══ Stored records
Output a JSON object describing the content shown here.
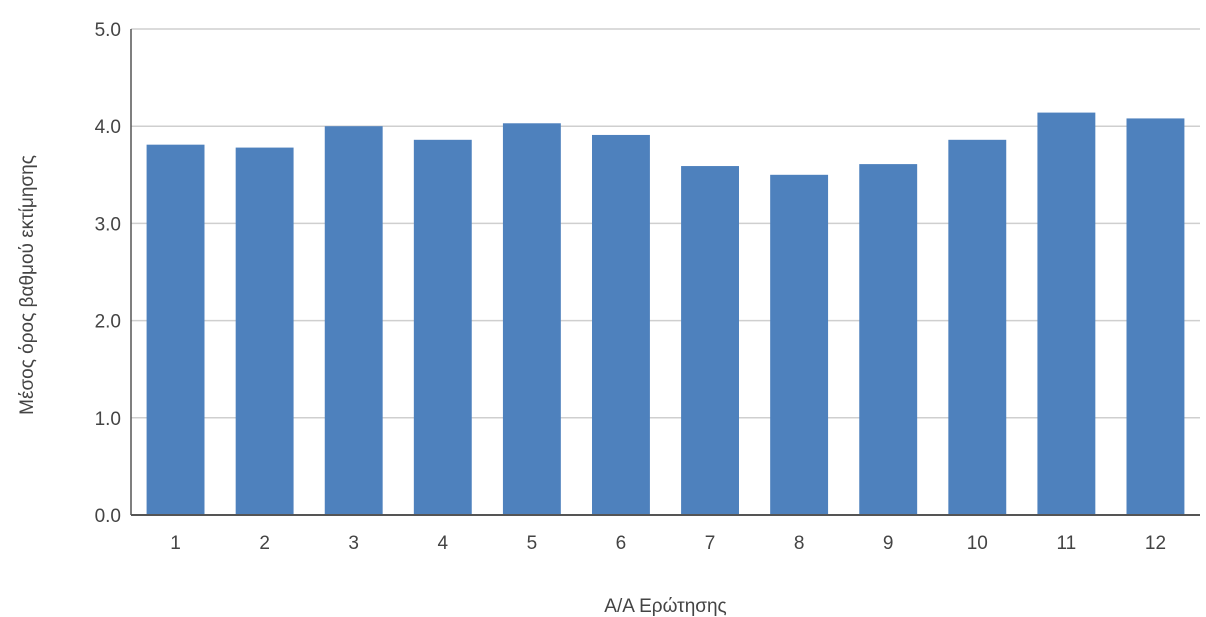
{
  "chart_data": {
    "type": "bar",
    "title": "",
    "xlabel": "Α/Α Ερώτησης",
    "ylabel": "Μέσος όρος βαθμού εκτίμησης",
    "categories": [
      "1",
      "2",
      "3",
      "4",
      "5",
      "6",
      "7",
      "8",
      "9",
      "10",
      "11",
      "12"
    ],
    "values": [
      3.81,
      3.78,
      4.0,
      3.86,
      4.03,
      3.91,
      3.59,
      3.5,
      3.61,
      3.86,
      4.14,
      4.08
    ],
    "ylim": [
      0,
      5
    ],
    "yticks": [
      "0.0",
      "1.0",
      "2.0",
      "3.0",
      "4.0",
      "5.0"
    ],
    "grid": true,
    "legend": "none",
    "bar_color": "#4e81bd",
    "grid_color": "#cfcfcf",
    "axis_color": "#555555"
  }
}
════
Extract the full listing exactly, with the pictures left out.

Task output -
Output a JSON object describing the content shown here.
{
  "chart_data": {
    "type": "bar",
    "title": "",
    "xlabel": "Α/Α Ερώτησης",
    "ylabel": "Μέσος όρος βαθμού εκτίμησης",
    "categories": [
      "1",
      "2",
      "3",
      "4",
      "5",
      "6",
      "7",
      "8",
      "9",
      "10",
      "11",
      "12"
    ],
    "values": [
      3.81,
      3.78,
      4.0,
      3.86,
      4.03,
      3.91,
      3.59,
      3.5,
      3.61,
      3.86,
      4.14,
      4.08
    ],
    "ylim": [
      0,
      5
    ],
    "yticks": [
      "0.0",
      "1.0",
      "2.0",
      "3.0",
      "4.0",
      "5.0"
    ],
    "grid": true,
    "legend": "none",
    "bar_color": "#4e81bd",
    "grid_color": "#cfcfcf",
    "axis_color": "#555555"
  }
}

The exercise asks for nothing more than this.